**Supplied entries:**

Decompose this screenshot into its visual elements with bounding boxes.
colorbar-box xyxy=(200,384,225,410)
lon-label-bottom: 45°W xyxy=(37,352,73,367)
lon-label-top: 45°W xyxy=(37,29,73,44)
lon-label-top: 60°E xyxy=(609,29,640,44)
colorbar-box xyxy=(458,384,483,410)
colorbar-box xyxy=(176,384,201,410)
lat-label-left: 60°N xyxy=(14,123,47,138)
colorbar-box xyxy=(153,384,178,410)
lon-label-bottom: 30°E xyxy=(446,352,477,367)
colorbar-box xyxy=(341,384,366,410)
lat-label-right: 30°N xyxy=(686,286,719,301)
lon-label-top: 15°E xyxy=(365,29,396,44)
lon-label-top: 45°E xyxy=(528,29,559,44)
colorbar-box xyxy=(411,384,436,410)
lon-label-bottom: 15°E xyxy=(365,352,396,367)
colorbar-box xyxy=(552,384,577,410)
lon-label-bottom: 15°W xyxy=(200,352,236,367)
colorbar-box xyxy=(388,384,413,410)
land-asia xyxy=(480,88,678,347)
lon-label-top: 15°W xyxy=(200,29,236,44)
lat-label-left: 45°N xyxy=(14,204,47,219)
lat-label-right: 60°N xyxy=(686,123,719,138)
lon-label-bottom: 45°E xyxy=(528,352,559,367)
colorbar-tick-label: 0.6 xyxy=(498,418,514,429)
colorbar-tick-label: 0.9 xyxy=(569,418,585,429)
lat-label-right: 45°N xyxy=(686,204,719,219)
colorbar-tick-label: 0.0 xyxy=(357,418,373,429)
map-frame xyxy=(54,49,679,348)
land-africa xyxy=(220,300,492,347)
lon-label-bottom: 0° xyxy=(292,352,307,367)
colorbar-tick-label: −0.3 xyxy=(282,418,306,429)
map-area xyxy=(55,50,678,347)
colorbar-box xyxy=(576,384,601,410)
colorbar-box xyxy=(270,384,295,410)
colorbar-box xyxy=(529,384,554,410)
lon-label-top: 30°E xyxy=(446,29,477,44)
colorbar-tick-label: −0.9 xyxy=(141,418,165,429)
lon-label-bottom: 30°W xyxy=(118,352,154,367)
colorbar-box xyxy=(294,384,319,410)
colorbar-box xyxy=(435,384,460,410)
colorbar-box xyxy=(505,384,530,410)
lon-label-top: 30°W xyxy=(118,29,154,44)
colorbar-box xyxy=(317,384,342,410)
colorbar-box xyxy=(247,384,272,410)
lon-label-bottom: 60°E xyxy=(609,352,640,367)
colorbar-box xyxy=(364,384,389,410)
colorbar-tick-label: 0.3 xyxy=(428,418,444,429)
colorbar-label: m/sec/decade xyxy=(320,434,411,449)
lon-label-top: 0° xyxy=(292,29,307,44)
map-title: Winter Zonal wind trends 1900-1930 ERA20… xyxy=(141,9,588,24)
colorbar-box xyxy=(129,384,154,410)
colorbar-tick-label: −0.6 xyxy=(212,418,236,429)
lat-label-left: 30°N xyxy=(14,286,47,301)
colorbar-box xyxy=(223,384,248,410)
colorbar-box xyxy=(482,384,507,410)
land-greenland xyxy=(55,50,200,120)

**To be done:** Please filter the records above down to the lines that contain the string "right", and copy each of those lines in full. Case counts when matching.

**Exercise output:**
lat-label-right: 30°N xyxy=(686,286,719,301)
lat-label-right: 60°N xyxy=(686,123,719,138)
lat-label-right: 45°N xyxy=(686,204,719,219)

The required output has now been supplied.